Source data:
-- Begin --

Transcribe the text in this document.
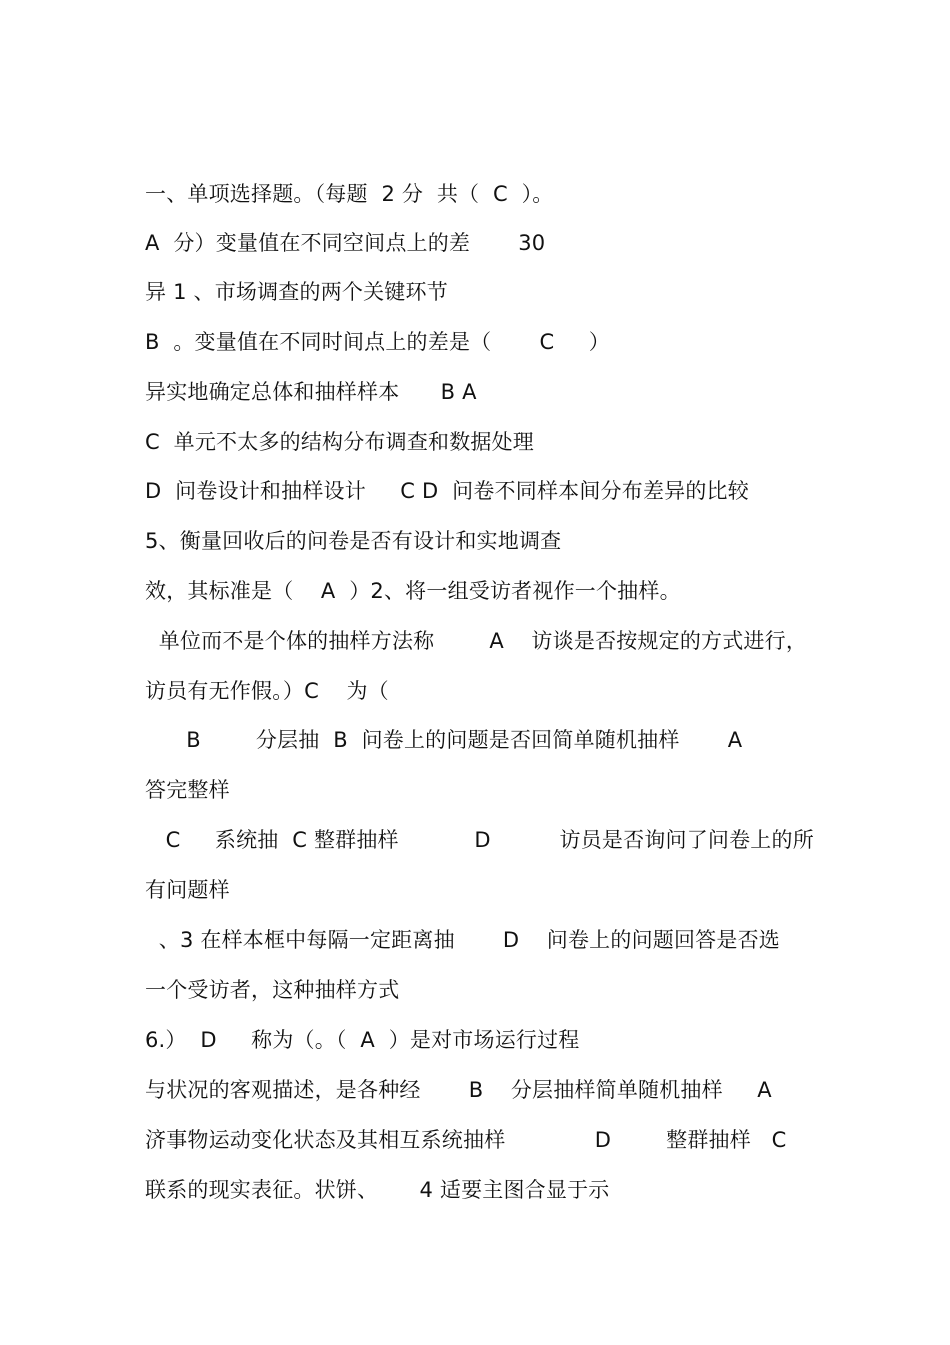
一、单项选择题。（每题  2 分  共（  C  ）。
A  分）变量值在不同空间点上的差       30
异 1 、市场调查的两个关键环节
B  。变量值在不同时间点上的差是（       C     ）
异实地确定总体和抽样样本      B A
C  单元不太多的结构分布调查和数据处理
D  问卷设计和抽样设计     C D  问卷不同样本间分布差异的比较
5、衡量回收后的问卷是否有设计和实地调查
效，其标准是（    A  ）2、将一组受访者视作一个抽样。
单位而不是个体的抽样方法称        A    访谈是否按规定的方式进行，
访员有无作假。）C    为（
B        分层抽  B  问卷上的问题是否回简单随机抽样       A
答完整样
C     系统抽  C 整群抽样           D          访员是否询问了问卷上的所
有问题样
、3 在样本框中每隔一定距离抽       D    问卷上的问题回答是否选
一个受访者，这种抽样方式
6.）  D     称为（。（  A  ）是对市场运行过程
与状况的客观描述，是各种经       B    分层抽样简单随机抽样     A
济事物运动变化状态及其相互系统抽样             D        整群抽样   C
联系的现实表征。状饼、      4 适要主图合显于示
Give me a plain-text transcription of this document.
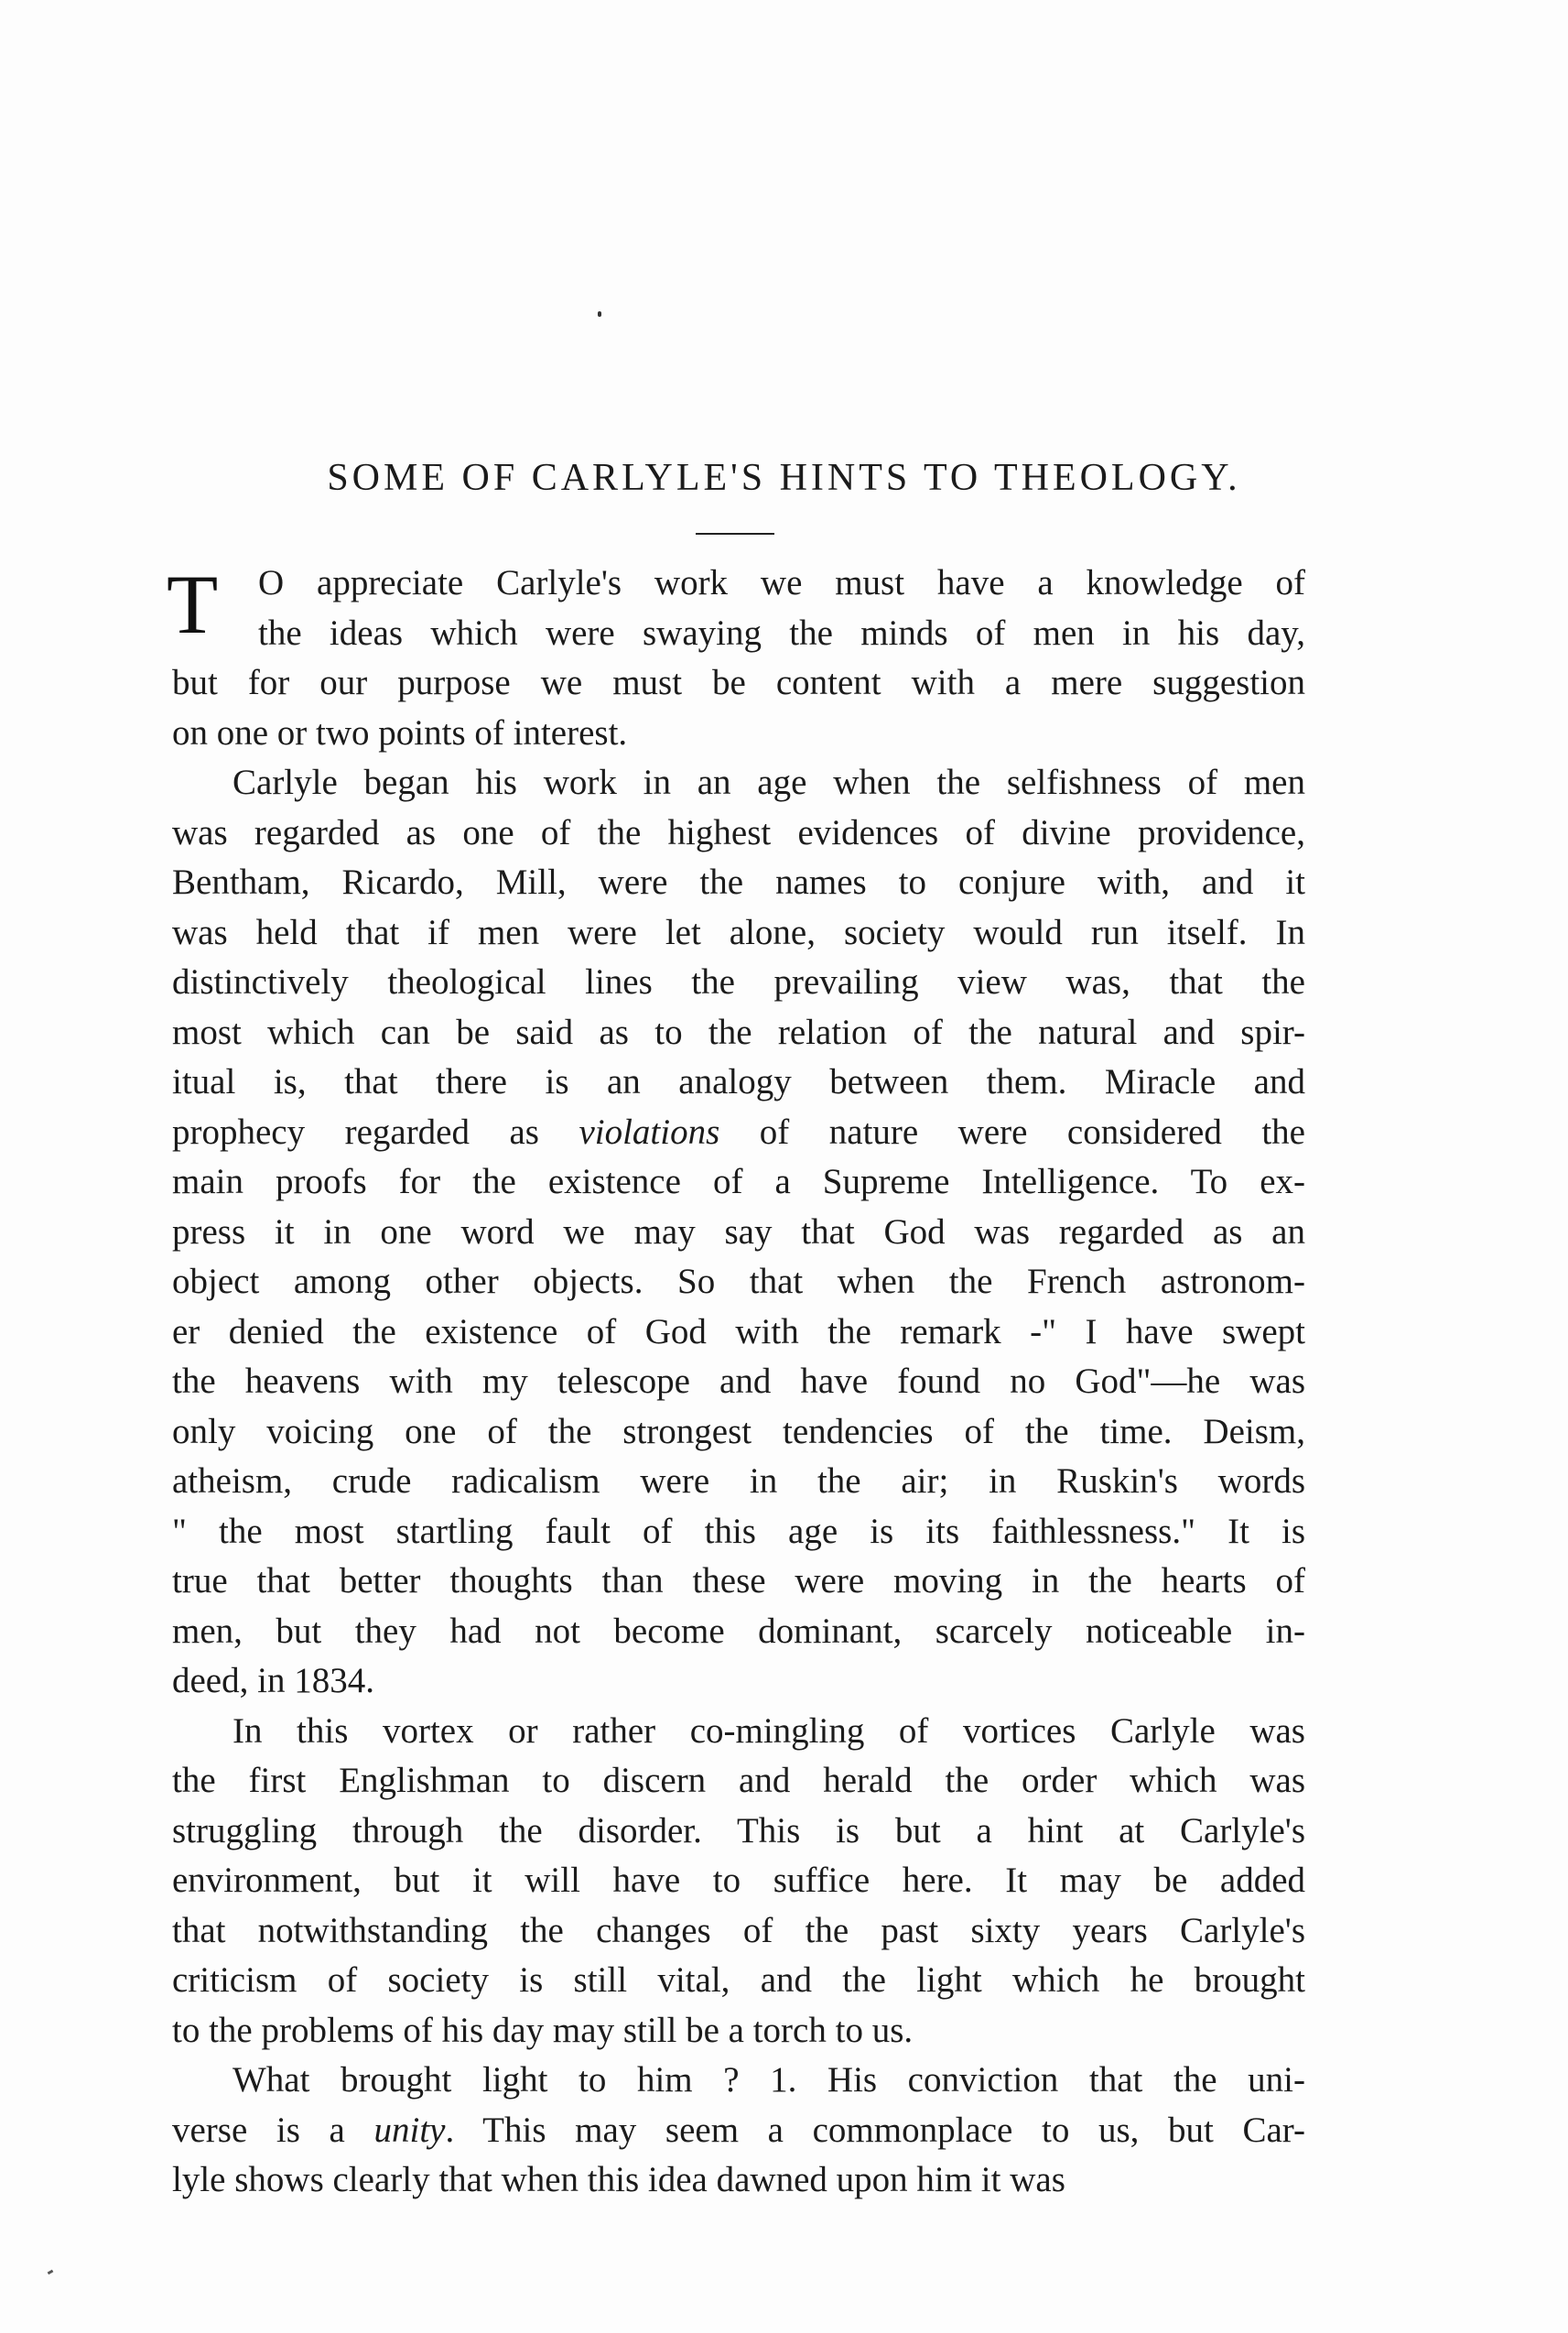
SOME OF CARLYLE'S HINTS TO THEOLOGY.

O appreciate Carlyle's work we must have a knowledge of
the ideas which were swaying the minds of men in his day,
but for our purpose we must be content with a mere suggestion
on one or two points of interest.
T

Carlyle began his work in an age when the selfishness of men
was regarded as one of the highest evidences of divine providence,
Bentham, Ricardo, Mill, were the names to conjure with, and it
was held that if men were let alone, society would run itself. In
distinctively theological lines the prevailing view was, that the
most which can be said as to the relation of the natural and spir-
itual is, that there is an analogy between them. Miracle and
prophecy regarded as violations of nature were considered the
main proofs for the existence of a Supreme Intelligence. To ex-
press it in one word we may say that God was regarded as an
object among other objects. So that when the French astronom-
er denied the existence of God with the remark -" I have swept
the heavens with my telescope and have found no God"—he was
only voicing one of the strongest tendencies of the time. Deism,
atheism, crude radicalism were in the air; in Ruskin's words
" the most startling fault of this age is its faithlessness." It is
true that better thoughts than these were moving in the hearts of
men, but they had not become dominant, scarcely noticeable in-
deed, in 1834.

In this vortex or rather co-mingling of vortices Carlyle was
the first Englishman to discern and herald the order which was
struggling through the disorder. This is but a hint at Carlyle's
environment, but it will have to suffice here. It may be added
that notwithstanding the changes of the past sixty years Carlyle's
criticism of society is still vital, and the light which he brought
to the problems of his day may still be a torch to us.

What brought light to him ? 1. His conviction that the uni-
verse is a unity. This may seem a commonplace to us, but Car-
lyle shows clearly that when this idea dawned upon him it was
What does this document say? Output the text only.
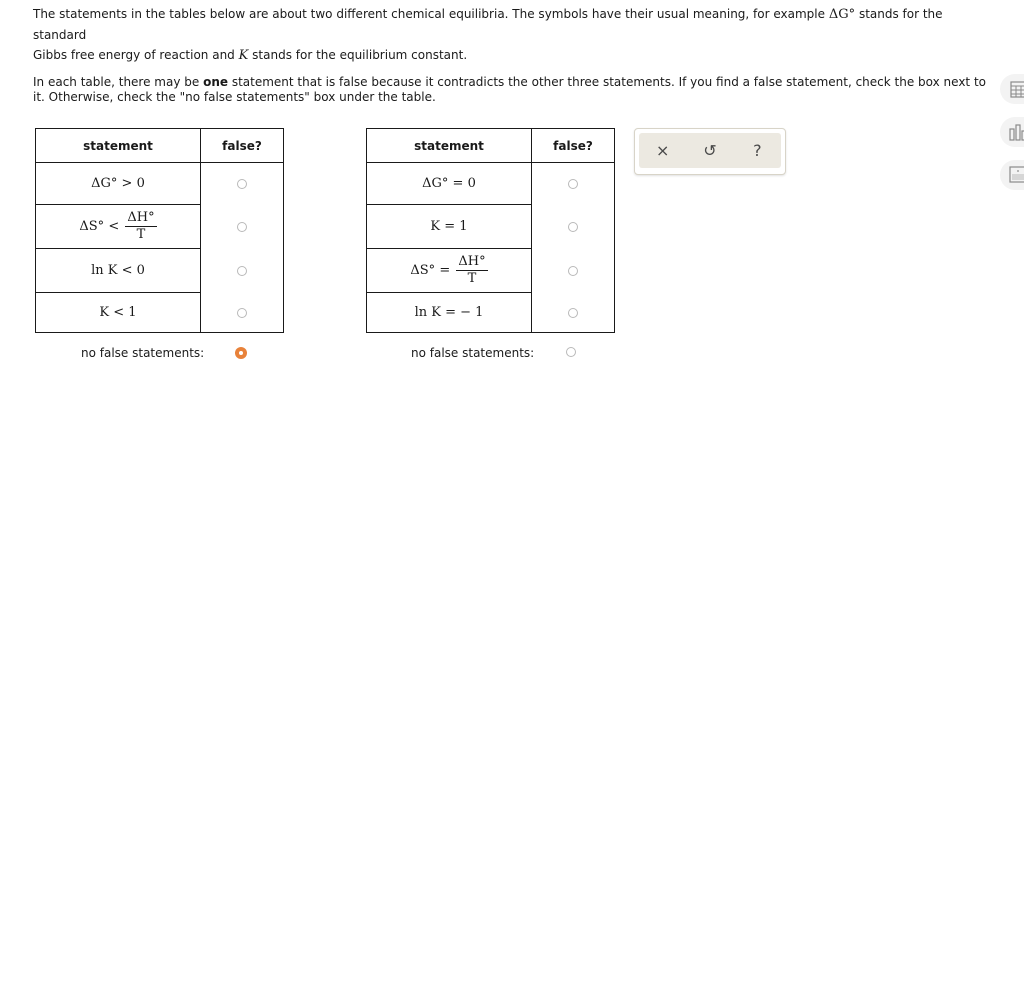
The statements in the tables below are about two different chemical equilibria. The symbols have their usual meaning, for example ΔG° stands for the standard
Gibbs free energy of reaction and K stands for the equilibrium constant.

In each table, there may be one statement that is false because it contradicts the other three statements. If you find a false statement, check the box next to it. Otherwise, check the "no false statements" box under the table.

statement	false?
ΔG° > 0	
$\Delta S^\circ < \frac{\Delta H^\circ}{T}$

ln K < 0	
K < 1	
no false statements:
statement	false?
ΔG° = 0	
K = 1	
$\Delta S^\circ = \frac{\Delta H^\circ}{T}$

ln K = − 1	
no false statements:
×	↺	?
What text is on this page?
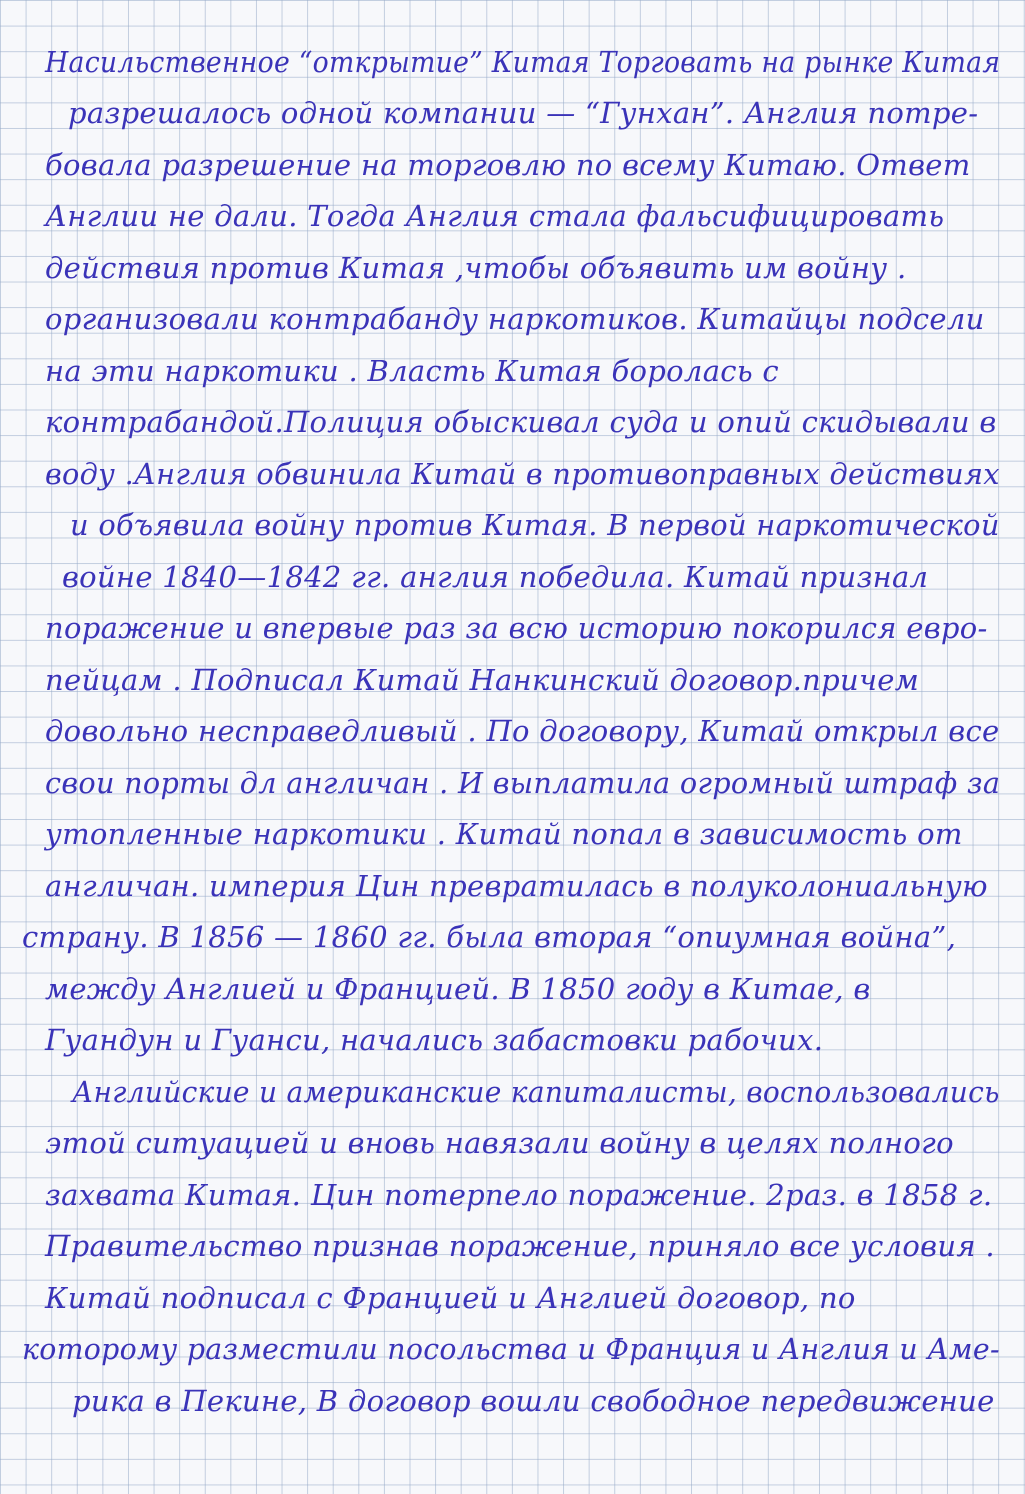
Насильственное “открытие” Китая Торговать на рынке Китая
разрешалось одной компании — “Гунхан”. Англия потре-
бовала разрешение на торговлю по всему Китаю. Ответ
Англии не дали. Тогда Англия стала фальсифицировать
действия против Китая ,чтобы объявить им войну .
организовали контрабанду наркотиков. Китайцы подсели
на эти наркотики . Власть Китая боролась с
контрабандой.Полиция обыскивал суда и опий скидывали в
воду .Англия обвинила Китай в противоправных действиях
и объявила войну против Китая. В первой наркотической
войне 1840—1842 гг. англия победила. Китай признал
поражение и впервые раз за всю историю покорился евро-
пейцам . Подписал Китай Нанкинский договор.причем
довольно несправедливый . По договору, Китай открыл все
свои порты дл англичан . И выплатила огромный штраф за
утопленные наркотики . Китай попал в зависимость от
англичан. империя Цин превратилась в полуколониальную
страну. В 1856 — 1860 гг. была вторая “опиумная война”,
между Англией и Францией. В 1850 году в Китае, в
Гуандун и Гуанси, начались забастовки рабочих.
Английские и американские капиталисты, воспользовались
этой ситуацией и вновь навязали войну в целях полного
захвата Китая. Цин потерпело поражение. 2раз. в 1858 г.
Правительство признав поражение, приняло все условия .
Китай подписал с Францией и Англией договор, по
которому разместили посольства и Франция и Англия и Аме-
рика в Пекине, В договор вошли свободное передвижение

-- End --

▶ [TASK PROMPT] Of the lines in the records, how many contain the word "have"? Answer with the number and nothing else.

▶ [EXERCISE RESULT] 5